Aim of the exercise:
Write out the full listing again, exactly as it stands.

Material to process:
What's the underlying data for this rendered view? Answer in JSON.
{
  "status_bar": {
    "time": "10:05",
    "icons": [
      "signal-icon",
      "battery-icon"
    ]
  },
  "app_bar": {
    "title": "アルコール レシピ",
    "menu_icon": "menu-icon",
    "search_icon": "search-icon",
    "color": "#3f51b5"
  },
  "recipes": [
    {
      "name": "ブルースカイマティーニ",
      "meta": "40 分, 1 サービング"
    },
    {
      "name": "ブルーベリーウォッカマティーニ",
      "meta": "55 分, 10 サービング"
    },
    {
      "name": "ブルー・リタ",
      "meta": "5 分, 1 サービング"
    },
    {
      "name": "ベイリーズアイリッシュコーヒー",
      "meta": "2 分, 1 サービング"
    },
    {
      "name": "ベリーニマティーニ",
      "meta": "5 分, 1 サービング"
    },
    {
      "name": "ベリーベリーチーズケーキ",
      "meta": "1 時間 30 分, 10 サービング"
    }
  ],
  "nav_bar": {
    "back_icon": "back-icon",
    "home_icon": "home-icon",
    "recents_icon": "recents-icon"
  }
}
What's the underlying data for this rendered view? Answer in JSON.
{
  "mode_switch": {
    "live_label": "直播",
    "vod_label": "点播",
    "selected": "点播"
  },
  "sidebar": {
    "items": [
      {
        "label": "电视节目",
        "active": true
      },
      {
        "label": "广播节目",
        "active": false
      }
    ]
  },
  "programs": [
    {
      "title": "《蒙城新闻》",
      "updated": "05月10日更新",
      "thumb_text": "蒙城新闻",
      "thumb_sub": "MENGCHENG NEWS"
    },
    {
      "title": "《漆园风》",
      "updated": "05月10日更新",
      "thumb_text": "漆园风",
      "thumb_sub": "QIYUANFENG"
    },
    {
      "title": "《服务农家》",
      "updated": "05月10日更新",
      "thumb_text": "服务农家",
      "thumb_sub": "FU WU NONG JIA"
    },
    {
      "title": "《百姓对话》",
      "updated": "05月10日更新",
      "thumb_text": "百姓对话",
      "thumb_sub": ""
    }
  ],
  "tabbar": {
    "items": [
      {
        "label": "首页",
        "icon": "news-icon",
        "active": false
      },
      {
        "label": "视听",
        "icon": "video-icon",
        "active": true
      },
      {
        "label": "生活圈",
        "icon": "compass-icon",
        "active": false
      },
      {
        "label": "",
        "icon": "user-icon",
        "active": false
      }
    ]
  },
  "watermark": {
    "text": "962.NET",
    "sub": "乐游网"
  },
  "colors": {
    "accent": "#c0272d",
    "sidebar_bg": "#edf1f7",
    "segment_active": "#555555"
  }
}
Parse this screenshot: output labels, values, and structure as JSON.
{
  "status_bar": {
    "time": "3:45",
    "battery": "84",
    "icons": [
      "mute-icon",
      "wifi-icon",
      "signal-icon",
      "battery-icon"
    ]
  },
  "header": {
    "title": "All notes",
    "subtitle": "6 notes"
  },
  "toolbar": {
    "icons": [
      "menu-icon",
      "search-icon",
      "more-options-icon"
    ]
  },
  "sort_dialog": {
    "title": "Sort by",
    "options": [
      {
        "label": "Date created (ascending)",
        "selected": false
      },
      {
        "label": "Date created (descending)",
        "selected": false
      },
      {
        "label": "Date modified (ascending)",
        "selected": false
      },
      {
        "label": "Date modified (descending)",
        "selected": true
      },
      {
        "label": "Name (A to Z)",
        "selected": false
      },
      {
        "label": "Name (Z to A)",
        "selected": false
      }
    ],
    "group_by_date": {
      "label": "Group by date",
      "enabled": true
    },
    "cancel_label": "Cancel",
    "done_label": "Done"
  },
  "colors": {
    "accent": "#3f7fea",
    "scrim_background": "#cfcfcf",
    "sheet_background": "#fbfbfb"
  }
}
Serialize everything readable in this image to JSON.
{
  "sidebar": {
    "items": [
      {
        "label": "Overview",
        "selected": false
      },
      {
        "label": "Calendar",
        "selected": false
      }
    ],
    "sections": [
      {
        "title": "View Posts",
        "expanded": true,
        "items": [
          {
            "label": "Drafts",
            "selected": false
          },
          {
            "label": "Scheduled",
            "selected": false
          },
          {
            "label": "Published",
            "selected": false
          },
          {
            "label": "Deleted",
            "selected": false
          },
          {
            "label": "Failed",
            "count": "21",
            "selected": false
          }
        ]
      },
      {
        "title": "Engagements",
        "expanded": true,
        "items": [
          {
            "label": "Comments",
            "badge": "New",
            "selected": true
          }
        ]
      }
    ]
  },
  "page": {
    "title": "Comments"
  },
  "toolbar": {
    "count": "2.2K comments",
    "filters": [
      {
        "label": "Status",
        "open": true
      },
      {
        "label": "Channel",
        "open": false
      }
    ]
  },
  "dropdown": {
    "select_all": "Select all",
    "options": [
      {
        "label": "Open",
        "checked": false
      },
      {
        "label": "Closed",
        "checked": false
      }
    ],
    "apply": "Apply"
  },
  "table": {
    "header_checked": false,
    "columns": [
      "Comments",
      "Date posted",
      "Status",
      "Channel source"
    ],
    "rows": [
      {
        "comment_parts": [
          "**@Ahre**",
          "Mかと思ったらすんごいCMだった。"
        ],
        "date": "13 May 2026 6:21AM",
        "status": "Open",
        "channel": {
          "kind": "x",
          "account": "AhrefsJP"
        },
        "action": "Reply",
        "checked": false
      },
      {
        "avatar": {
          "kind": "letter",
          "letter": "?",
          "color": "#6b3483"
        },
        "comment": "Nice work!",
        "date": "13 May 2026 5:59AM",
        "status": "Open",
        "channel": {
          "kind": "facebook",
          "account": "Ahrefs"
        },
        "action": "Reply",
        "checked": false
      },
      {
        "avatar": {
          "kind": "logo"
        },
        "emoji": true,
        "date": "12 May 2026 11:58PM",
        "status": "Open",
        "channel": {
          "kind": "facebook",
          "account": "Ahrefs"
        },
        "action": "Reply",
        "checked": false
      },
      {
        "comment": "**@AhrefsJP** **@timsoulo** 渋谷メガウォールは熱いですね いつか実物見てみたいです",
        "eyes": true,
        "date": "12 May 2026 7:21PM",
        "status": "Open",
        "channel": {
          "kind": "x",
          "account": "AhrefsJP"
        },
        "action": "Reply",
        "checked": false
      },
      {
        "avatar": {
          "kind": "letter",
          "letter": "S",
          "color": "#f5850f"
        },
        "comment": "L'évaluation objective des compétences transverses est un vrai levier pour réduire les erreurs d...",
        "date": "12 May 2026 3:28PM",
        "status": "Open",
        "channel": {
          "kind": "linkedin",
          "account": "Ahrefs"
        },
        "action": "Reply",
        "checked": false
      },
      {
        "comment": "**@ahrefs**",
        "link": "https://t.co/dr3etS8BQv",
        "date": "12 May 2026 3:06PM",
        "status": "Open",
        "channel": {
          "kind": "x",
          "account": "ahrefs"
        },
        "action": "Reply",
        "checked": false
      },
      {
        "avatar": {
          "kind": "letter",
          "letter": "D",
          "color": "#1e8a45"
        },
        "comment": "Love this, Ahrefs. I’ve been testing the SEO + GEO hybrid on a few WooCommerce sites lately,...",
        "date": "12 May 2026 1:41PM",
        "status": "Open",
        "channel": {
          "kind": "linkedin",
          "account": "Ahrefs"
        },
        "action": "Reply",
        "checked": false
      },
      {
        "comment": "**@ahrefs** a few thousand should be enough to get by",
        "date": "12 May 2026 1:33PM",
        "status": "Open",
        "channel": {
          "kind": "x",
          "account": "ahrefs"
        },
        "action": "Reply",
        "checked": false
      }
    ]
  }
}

Correct output:
What's the underlying data for this rendered view? Answer in JSON.
{
  "status_bar": {
    "time": "10:05",
    "icons": [
      "signal-icon",
      "battery-icon"
    ]
  },
  "app_bar": {
    "title": "アルコール レシピ",
    "menu_icon": "menu-icon",
    "search_icon": "search-icon",
    "color": "#3f51b5"
  },
  "recipes": [
    {
      "name": "ブルースカイマティーニ",
      "meta": "40 分, 1 サービング"
    },
    {
      "name": "ブルーベリーウォッカマティーニ",
      "meta": "55 分, 10 サービング"
    },
    {
      "name": "ブルー・リタ",
      "meta": "5 分, 1 サービング"
    },
    {
      "name": "ベイリーズアイリッシュコーヒー",
      "meta": "2 分, 1 サービング"
    },
    {
      "name": "ベリーニマティーニ",
      "meta": "5 分, 1 サービング"
    },
    {
      "name": "ベリーベリーチーズケーキ",
      "meta": "1 時間 30 分, 10 サービング"
    }
  ],
  "nav_bar": {
    "back_icon": "back-icon",
    "home_icon": "home-icon",
    "recents_icon": "recents-icon"
  }
}
What's the underlying data for this rendered view? Answer in JSON.
{
  "mode_switch": {
    "live_label": "直播",
    "vod_label": "点播",
    "selected": "点播"
  },
  "sidebar": {
    "items": [
      {
        "label": "电视节目",
        "active": true
      },
      {
        "label": "广播节目",
        "active": false
      }
    ]
  },
  "programs": [
    {
      "title": "《蒙城新闻》",
      "updated": "05月10日更新",
      "thumb_text": "蒙城新闻",
      "thumb_sub": "MENGCHENG NEWS"
    },
    {
      "title": "《漆园风》",
      "updated": "05月10日更新",
      "thumb_text": "漆园风",
      "thumb_sub": "QIYUANFENG"
    },
    {
      "title": "《服务农家》",
      "updated": "05月10日更新",
      "thumb_text": "服务农家",
      "thumb_sub": "FU WU NONG JIA"
    },
    {
      "title": "《百姓对话》",
      "updated": "05月10日更新",
      "thumb_text": "百姓对话",
      "thumb_sub": ""
    }
  ],
  "tabbar": {
    "items": [
      {
        "label": "首页",
        "icon": "news-icon",
        "active": false
      },
      {
        "label": "视听",
        "icon": "video-icon",
        "active": true
      },
      {
        "label": "生活圈",
        "icon": "compass-icon",
        "active": false
      },
      {
        "label": "",
        "icon": "user-icon",
        "active": false
      }
    ]
  },
  "watermark": {
    "text": "962.NET",
    "sub": "乐游网"
  },
  "colors": {
    "accent": "#c0272d",
    "sidebar_bg": "#edf1f7",
    "segment_active": "#555555"
  }
}
Parse this screenshot: output labels, values, and structure as JSON.
{
  "status_bar": {
    "time": "3:45",
    "battery": "84",
    "icons": [
      "mute-icon",
      "wifi-icon",
      "signal-icon",
      "battery-icon"
    ]
  },
  "header": {
    "title": "All notes",
    "subtitle": "6 notes"
  },
  "toolbar": {
    "icons": [
      "menu-icon",
      "search-icon",
      "more-options-icon"
    ]
  },
  "sort_dialog": {
    "title": "Sort by",
    "options": [
      {
        "label": "Date created (ascending)",
        "selected": false
      },
      {
        "label": "Date created (descending)",
        "selected": false
      },
      {
        "label": "Date modified (ascending)",
        "selected": false
      },
      {
        "label": "Date modified (descending)",
        "selected": true
      },
      {
        "label": "Name (A to Z)",
        "selected": false
      },
      {
        "label": "Name (Z to A)",
        "selected": false
      }
    ],
    "group_by_date": {
      "label": "Group by date",
      "enabled": true
    },
    "cancel_label": "Cancel",
    "done_label": "Done"
  },
  "colors": {
    "accent": "#3f7fea",
    "scrim_background": "#cfcfcf",
    "sheet_background": "#fbfbfb"
  }
}
Serialize everything readable in this image to JSON.
{
  "sidebar": {
    "items": [
      {
        "label": "Overview",
        "selected": false
      },
      {
        "label": "Calendar",
        "selected": false
      }
    ],
    "sections": [
      {
        "title": "View Posts",
        "expanded": true,
        "items": [
          {
            "label": "Drafts",
            "selected": false
          },
          {
            "label": "Scheduled",
            "selected": false
          },
          {
            "label": "Published",
            "selected": false
          },
          {
            "label": "Deleted",
            "selected": false
          },
          {
            "label": "Failed",
            "count": "21",
            "selected": false
          }
        ]
      },
      {
        "title": "Engagements",
        "expanded": true,
        "items": [
          {
            "label": "Comments",
            "badge": "New",
            "selected": true
          }
        ]
      }
    ]
  },
  "page": {
    "title": "Comments"
  },
  "toolbar": {
    "count": "2.2K comments",
    "filters": [
      {
        "label": "Status",
        "open": true
      },
      {
        "label": "Channel",
        "open": false
      }
    ]
  },
  "dropdown": {
    "select_all": "Select all",
    "options": [
      {
        "label": "Open",
        "checked": false
      },
      {
        "label": "Closed",
        "checked": false
      }
    ],
    "apply": "Apply"
  },
  "table": {
    "header_checked": false,
    "columns": [
      "Comments",
      "Date posted",
      "Status",
      "Channel source"
    ],
    "rows": [
      {
        "comment_parts": [
          "**@Ahre**",
          "Mかと思ったらすんごいCMだった。"
        ],
        "date": "13 May 2026 6:21AM",
        "status": "Open",
        "channel": {
          "kind": "x",
          "account": "AhrefsJP"
        },
        "action": "Reply",
        "checked": false
      },
      {
        "avatar": {
          "kind": "letter",
          "letter": "?",
          "color": "#6b3483"
        },
        "comment": "Nice work!",
        "date": "13 May 2026 5:59AM",
        "status": "Open",
        "channel": {
          "kind": "facebook",
          "account": "Ahrefs"
        },
        "action": "Reply",
        "checked": false
      },
      {
        "avatar": {
          "kind": "logo"
        },
        "emoji": true,
        "date": "12 May 2026 11:58PM",
        "status": "Open",
        "channel": {
          "kind": "facebook",
          "account": "Ahrefs"
        },
        "action": "Reply",
        "checked": false
      },
      {
        "comment": "**@AhrefsJP** **@timsoulo** 渋谷メガウォールは熱いですね いつか実物見てみたいです",
        "eyes": true,
        "date": "12 May 2026 7:21PM",
        "status": "Open",
        "channel": {
          "kind": "x",
          "account": "AhrefsJP"
        },
        "action": "Reply",
        "checked": false
      },
      {
        "avatar": {
          "kind": "letter",
          "letter": "S",
          "color": "#f5850f"
        },
        "comment": "L'évaluation objective des compétences transverses est un vrai levier pour réduire les erreurs d...",
        "date": "12 May 2026 3:28PM",
        "status": "Open",
        "channel": {
          "kind": "linkedin",
          "account": "Ahrefs"
        },
        "action": "Reply",
        "checked": false
      },
      {
        "comment": "**@ahrefs**",
        "link": "https://t.co/dr3etS8BQv",
        "date": "12 May 2026 3:06PM",
        "status": "Open",
        "channel": {
          "kind": "x",
          "account": "ahrefs"
        },
        "action": "Reply",
        "checked": false
      },
      {
        "avatar": {
          "kind": "letter",
          "letter": "D",
          "color": "#1e8a45"
        },
        "comment": "Love this, Ahrefs. I’ve been testing the SEO + GEO hybrid on a few WooCommerce sites lately,...",
        "date": "12 May 2026 1:41PM",
        "status": "Open",
        "channel": {
          "kind": "linkedin",
          "account": "Ahrefs"
        },
        "action": "Reply",
        "checked": false
      },
      {
        "comment": "**@ahrefs** a few thousand should be enough to get by",
        "date": "12 May 2026 1:33PM",
        "status": "Open",
        "channel": {
          "kind": "x",
          "account": "ahrefs"
        },
        "action": "Reply",
        "checked": false
      }
    ]
  }
}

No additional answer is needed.